Your task is to print all of the material verbatim.

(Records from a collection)
::::
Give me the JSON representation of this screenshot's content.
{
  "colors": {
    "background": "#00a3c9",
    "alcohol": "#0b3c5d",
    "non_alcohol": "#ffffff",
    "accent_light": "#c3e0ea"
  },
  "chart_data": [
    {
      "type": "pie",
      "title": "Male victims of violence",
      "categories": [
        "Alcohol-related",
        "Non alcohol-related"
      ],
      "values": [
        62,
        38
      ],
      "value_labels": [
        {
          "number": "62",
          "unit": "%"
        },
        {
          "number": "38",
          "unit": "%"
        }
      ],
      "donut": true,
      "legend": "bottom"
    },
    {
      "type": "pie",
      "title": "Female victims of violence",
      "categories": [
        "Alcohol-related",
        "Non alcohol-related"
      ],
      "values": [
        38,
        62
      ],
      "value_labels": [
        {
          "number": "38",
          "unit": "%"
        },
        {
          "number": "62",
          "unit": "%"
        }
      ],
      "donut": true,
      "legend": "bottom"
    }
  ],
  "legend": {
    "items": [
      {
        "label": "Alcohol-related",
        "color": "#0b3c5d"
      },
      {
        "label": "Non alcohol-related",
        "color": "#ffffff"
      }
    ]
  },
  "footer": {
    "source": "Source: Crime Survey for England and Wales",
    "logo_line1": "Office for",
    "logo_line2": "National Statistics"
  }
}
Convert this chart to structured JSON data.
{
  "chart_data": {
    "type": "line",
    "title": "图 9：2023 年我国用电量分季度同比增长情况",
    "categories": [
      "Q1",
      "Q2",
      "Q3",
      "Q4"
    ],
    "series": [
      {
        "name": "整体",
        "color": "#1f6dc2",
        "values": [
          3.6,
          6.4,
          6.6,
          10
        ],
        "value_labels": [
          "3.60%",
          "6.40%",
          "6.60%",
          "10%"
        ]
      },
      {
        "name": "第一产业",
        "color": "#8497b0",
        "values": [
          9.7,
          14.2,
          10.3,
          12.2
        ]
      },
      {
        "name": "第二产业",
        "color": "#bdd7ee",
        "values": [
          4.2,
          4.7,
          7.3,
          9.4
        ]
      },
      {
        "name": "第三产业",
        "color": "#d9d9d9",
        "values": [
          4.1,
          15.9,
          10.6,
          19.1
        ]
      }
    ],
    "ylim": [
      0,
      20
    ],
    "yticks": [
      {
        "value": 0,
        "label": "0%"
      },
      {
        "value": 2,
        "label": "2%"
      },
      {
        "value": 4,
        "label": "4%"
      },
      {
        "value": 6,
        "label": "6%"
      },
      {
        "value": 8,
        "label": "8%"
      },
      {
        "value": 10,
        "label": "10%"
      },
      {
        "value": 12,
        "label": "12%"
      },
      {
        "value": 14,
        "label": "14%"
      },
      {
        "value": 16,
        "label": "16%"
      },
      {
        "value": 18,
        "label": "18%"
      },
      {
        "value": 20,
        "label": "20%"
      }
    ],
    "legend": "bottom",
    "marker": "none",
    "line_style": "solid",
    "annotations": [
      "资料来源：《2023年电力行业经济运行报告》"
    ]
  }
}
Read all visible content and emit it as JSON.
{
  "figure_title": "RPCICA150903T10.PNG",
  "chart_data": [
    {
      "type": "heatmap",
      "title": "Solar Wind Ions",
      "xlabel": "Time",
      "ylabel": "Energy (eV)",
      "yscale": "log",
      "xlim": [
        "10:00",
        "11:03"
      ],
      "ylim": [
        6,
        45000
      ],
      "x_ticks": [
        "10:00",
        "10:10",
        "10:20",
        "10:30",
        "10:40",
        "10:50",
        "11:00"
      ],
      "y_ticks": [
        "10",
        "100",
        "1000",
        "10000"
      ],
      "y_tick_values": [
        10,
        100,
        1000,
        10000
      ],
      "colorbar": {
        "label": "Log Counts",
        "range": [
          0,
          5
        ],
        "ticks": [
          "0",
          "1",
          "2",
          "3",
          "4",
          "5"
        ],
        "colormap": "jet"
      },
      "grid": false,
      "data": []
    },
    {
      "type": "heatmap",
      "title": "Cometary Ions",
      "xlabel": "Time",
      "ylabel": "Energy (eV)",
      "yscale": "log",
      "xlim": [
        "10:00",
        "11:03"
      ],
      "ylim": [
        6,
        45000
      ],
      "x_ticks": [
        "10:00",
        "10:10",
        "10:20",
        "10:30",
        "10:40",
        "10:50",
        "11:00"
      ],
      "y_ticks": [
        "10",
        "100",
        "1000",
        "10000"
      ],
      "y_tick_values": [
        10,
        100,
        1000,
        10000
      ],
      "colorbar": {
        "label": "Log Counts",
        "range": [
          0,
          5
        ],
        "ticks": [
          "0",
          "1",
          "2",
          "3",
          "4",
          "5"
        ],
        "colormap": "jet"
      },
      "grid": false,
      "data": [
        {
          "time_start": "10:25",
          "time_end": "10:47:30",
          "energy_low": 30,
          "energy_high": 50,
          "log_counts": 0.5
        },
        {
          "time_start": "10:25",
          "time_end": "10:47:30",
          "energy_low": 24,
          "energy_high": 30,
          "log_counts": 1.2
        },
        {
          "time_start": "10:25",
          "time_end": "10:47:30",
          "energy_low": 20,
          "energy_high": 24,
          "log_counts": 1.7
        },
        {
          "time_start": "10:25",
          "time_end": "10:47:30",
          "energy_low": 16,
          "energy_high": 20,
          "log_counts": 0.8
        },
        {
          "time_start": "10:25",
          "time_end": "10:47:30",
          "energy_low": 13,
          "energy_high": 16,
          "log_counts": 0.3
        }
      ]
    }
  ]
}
::::
> OUTPUT
Give me the JSON representation of this screenshot's content.
{
  "colors": {
    "background": "#00a3c9",
    "alcohol": "#0b3c5d",
    "non_alcohol": "#ffffff",
    "accent_light": "#c3e0ea"
  },
  "chart_data": [
    {
      "type": "pie",
      "title": "Male victims of violence",
      "categories": [
        "Alcohol-related",
        "Non alcohol-related"
      ],
      "values": [
        62,
        38
      ],
      "value_labels": [
        {
          "number": "62",
          "unit": "%"
        },
        {
          "number": "38",
          "unit": "%"
        }
      ],
      "donut": true,
      "legend": "bottom"
    },
    {
      "type": "pie",
      "title": "Female victims of violence",
      "categories": [
        "Alcohol-related",
        "Non alcohol-related"
      ],
      "values": [
        38,
        62
      ],
      "value_labels": [
        {
          "number": "38",
          "unit": "%"
        },
        {
          "number": "62",
          "unit": "%"
        }
      ],
      "donut": true,
      "legend": "bottom"
    }
  ],
  "legend": {
    "items": [
      {
        "label": "Alcohol-related",
        "color": "#0b3c5d"
      },
      {
        "label": "Non alcohol-related",
        "color": "#ffffff"
      }
    ]
  },
  "footer": {
    "source": "Source: Crime Survey for England and Wales",
    "logo_line1": "Office for",
    "logo_line2": "National Statistics"
  }
}
Convert this chart to structured JSON data.
{
  "chart_data": {
    "type": "line",
    "title": "图 9：2023 年我国用电量分季度同比增长情况",
    "categories": [
      "Q1",
      "Q2",
      "Q3",
      "Q4"
    ],
    "series": [
      {
        "name": "整体",
        "color": "#1f6dc2",
        "values": [
          3.6,
          6.4,
          6.6,
          10
        ],
        "value_labels": [
          "3.60%",
          "6.40%",
          "6.60%",
          "10%"
        ]
      },
      {
        "name": "第一产业",
        "color": "#8497b0",
        "values": [
          9.7,
          14.2,
          10.3,
          12.2
        ]
      },
      {
        "name": "第二产业",
        "color": "#bdd7ee",
        "values": [
          4.2,
          4.7,
          7.3,
          9.4
        ]
      },
      {
        "name": "第三产业",
        "color": "#d9d9d9",
        "values": [
          4.1,
          15.9,
          10.6,
          19.1
        ]
      }
    ],
    "ylim": [
      0,
      20
    ],
    "yticks": [
      {
        "value": 0,
        "label": "0%"
      },
      {
        "value": 2,
        "label": "2%"
      },
      {
        "value": 4,
        "label": "4%"
      },
      {
        "value": 6,
        "label": "6%"
      },
      {
        "value": 8,
        "label": "8%"
      },
      {
        "value": 10,
        "label": "10%"
      },
      {
        "value": 12,
        "label": "12%"
      },
      {
        "value": 14,
        "label": "14%"
      },
      {
        "value": 16,
        "label": "16%"
      },
      {
        "value": 18,
        "label": "18%"
      },
      {
        "value": 20,
        "label": "20%"
      }
    ],
    "legend": "bottom",
    "marker": "none",
    "line_style": "solid",
    "annotations": [
      "资料来源：《2023年电力行业经济运行报告》"
    ]
  }
}
Read all visible content and emit it as JSON.
{
  "figure_title": "RPCICA150903T10.PNG",
  "chart_data": [
    {
      "type": "heatmap",
      "title": "Solar Wind Ions",
      "xlabel": "Time",
      "ylabel": "Energy (eV)",
      "yscale": "log",
      "xlim": [
        "10:00",
        "11:03"
      ],
      "ylim": [
        6,
        45000
      ],
      "x_ticks": [
        "10:00",
        "10:10",
        "10:20",
        "10:30",
        "10:40",
        "10:50",
        "11:00"
      ],
      "y_ticks": [
        "10",
        "100",
        "1000",
        "10000"
      ],
      "y_tick_values": [
        10,
        100,
        1000,
        10000
      ],
      "colorbar": {
        "label": "Log Counts",
        "range": [
          0,
          5
        ],
        "ticks": [
          "0",
          "1",
          "2",
          "3",
          "4",
          "5"
        ],
        "colormap": "jet"
      },
      "grid": false,
      "data": []
    },
    {
      "type": "heatmap",
      "title": "Cometary Ions",
      "xlabel": "Time",
      "ylabel": "Energy (eV)",
      "yscale": "log",
      "xlim": [
        "10:00",
        "11:03"
      ],
      "ylim": [
        6,
        45000
      ],
      "x_ticks": [
        "10:00",
        "10:10",
        "10:20",
        "10:30",
        "10:40",
        "10:50",
        "11:00"
      ],
      "y_ticks": [
        "10",
        "100",
        "1000",
        "10000"
      ],
      "y_tick_values": [
        10,
        100,
        1000,
        10000
      ],
      "colorbar": {
        "label": "Log Counts",
        "range": [
          0,
          5
        ],
        "ticks": [
          "0",
          "1",
          "2",
          "3",
          "4",
          "5"
        ],
        "colormap": "jet"
      },
      "grid": false,
      "data": [
        {
          "time_start": "10:25",
          "time_end": "10:47:30",
          "energy_low": 30,
          "energy_high": 50,
          "log_counts": 0.5
        },
        {
          "time_start": "10:25",
          "time_end": "10:47:30",
          "energy_low": 24,
          "energy_high": 30,
          "log_counts": 1.2
        },
        {
          "time_start": "10:25",
          "time_end": "10:47:30",
          "energy_low": 20,
          "energy_high": 24,
          "log_counts": 1.7
        },
        {
          "time_start": "10:25",
          "time_end": "10:47:30",
          "energy_low": 16,
          "energy_high": 20,
          "log_counts": 0.8
        },
        {
          "time_start": "10:25",
          "time_end": "10:47:30",
          "energy_low": 13,
          "energy_high": 16,
          "log_counts": 0.3
        }
      ]
    }
  ]
}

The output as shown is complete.